* _Reading passage_:
————
Up until a very short time ago, humans spent most of their time outside, and sunscreen did not exist. Now we spend nearly all our time inside, and many of us wear sunscreen whenever it's really sunny.
And there's a serious correlation between low vitamin D levels and COVID-19 fatalities.
We haven't proved causation yet, and we might never, but given the previous three points, there's every good reason to take vitamin D.
My problem with this line of reasoning is that people without the relevant expertise will think it means "Vitamin D supplementation protects me from COVID-19," start taking the vitamin, and stop engaging in other behaviors that reduce their risk of exposure, like social distancing and mask wearing.
I see this in infosec all the time. People think, for example, "I'm running antivirus software; I'm safe," which they'll use to justify all sorts of risky behavior that could (and sometimes does) lead to a security breach. They don't understand that antivirus software only reduces the risk of a security breach, never eliminating it, and it only works on certain kinds of attack vectors.
The same goes for vitamin D. Sure, lots of people are deficient, and the current evidence-based medical consensus is that people who are deficient should supplement. And maybe there's a weak correlation with COVID-19 infection/mortality risk, but people who aren't experts might misinterpret that and think they should hang out with their buddies in the sunshine or something equally risky while we're in the middle of a pandemic, instead of following the other bits of the current evidence-based medical consensus, which tells us to stay away from one another and to wear masks over our mouths and noses, which we know will greatly reduce virus transmission rates.
> hang out with their buddies in the sunshine or something equally risky
Spending time with people outdoors, especially in sunshine, is not risky, and for regions with serious outbreaks is an ideal way of finding compromise between keeping people isolated when indoors and allowing people some much needed social interaction.
————
* _Source information_:

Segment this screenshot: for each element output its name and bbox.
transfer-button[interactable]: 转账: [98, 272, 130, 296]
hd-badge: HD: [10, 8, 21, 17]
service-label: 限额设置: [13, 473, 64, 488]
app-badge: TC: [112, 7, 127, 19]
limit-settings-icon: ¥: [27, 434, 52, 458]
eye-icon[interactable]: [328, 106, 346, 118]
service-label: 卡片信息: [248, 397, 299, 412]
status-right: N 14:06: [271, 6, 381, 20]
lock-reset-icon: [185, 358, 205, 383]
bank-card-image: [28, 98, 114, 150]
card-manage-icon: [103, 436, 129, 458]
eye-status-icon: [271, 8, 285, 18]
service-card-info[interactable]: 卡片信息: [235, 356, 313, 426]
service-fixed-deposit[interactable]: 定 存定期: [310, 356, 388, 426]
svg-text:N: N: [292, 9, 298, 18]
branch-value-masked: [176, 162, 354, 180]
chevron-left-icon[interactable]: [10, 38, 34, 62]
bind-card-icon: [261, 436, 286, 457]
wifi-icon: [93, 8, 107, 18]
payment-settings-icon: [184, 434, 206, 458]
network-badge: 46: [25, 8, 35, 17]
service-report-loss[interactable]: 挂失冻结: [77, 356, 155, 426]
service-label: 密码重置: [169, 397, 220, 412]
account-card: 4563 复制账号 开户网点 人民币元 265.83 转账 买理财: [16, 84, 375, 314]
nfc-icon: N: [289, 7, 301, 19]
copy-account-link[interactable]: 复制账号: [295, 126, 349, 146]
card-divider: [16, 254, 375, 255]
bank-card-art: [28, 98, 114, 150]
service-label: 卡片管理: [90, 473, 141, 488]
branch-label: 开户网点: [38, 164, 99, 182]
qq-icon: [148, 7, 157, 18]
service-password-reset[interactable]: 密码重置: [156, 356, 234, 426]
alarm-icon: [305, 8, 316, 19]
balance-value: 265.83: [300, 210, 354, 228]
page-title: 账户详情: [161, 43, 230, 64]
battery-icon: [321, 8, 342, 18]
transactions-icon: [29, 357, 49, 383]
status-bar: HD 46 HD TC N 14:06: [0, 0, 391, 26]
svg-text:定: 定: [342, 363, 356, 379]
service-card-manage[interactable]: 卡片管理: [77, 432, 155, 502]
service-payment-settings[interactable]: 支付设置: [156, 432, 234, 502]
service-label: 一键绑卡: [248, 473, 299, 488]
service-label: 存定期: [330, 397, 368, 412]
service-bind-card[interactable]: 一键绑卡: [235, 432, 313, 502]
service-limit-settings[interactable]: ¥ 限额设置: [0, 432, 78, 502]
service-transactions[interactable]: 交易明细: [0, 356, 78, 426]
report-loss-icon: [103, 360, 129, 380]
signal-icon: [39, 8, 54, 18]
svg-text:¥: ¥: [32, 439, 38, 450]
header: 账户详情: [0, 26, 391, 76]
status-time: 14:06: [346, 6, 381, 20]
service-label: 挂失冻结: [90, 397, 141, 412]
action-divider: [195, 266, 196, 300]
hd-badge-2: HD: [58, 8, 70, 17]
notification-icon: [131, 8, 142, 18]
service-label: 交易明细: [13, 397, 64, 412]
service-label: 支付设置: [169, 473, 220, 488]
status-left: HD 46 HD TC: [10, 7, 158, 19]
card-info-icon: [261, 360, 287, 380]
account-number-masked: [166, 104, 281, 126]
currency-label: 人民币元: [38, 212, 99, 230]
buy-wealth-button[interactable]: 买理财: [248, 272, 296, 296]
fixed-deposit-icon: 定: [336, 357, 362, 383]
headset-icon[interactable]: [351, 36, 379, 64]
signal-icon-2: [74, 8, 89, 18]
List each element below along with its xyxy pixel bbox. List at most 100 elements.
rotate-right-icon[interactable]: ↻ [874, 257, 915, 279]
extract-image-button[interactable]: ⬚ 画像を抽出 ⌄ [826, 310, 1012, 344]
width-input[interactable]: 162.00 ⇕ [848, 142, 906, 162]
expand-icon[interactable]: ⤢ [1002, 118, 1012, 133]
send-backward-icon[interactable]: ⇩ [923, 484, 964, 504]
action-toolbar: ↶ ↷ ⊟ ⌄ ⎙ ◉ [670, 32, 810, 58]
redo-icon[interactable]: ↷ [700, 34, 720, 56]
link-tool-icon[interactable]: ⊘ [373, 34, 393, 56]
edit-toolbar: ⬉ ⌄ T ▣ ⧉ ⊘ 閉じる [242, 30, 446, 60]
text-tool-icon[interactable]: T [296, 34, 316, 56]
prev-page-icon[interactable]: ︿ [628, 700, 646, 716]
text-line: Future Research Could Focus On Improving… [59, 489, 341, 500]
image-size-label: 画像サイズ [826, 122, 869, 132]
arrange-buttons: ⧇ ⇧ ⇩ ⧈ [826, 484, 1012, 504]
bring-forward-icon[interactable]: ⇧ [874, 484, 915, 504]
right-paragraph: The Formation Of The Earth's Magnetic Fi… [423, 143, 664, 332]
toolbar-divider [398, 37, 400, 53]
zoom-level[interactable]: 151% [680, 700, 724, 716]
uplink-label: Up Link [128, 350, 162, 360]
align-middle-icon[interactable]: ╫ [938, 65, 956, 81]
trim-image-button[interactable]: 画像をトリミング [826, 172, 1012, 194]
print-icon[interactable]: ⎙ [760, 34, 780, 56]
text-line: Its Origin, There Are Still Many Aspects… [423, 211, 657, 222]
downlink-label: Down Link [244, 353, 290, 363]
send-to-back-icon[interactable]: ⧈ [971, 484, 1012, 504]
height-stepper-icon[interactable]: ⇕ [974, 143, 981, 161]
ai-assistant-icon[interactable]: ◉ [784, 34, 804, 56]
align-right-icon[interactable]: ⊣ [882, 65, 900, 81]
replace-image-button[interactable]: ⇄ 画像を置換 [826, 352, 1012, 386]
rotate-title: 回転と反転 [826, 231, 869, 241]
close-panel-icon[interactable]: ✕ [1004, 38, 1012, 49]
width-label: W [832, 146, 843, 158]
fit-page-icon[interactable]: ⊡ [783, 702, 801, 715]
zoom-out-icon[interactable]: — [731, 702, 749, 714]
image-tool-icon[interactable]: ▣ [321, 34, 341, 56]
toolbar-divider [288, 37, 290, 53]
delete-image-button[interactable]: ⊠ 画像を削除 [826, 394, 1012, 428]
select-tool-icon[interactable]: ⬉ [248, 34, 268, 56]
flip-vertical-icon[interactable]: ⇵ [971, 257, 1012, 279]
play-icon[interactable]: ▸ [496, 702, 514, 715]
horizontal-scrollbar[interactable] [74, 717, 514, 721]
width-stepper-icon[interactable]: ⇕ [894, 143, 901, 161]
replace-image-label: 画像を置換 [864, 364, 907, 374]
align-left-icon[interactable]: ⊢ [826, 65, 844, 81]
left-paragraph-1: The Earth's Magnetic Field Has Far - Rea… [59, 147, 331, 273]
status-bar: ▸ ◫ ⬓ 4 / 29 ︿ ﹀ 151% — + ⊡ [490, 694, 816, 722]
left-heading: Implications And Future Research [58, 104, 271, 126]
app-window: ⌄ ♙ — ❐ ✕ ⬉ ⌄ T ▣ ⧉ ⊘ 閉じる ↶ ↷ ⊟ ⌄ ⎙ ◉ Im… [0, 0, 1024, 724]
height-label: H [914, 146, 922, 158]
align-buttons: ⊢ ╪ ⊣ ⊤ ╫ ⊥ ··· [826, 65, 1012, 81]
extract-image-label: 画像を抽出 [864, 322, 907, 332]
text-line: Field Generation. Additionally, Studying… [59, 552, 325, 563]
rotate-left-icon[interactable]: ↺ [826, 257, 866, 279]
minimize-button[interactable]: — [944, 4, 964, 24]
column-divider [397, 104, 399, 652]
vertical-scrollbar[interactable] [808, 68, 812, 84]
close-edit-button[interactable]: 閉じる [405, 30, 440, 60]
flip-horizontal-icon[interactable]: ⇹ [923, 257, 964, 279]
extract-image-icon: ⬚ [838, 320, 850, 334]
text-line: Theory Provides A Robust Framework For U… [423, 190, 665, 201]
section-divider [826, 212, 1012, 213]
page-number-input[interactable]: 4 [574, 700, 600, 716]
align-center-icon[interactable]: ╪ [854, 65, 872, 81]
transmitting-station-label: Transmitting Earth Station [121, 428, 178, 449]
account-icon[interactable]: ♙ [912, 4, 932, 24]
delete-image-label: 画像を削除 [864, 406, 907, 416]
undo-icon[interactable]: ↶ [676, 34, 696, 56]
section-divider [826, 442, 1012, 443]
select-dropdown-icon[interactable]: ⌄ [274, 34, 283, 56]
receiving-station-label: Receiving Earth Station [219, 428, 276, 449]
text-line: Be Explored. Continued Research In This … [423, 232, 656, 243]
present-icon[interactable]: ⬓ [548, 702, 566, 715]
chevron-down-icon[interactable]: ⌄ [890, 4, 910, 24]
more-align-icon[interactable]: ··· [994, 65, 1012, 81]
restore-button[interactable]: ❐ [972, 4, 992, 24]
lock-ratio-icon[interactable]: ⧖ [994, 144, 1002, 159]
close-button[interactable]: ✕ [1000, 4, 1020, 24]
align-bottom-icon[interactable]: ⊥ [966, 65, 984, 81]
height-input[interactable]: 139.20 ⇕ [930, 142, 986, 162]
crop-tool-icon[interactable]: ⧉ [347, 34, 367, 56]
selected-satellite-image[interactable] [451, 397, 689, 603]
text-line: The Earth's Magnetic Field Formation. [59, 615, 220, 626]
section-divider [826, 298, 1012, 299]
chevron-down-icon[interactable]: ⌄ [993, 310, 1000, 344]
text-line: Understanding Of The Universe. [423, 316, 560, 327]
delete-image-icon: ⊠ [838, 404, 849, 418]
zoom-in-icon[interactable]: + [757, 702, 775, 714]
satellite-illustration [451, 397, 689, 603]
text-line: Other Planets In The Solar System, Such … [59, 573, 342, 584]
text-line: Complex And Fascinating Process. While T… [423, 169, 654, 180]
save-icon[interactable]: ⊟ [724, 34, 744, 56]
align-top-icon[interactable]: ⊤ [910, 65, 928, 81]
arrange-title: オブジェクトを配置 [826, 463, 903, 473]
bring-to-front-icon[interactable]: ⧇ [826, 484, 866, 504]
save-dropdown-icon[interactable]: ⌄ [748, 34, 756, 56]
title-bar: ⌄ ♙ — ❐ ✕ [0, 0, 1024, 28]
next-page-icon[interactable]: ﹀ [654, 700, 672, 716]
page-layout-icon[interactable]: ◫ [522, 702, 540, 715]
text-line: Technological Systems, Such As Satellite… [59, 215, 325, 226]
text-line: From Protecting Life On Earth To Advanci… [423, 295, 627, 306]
————
* _Work item 1_:
Rewrite the vitamin D discussion from "Up until a very" to "it's really sunny.", putting "sunblock" in place of "sunscreen".
* _Work item 2_:
In the vitamin D discussion, what two things does the current evidence-based medical consensus tell people to do to reduce virus transmission?

* _Answer box 1_:
Up until a very short time ago, humans spent most of their time outside, and sunblock did not exist. Now we spend nearly all our time inside, and many of us wear sunblock whenever it's really sunny.

* _Answer box 2_:
Stay away from one another and wear masks over their mouths and noses.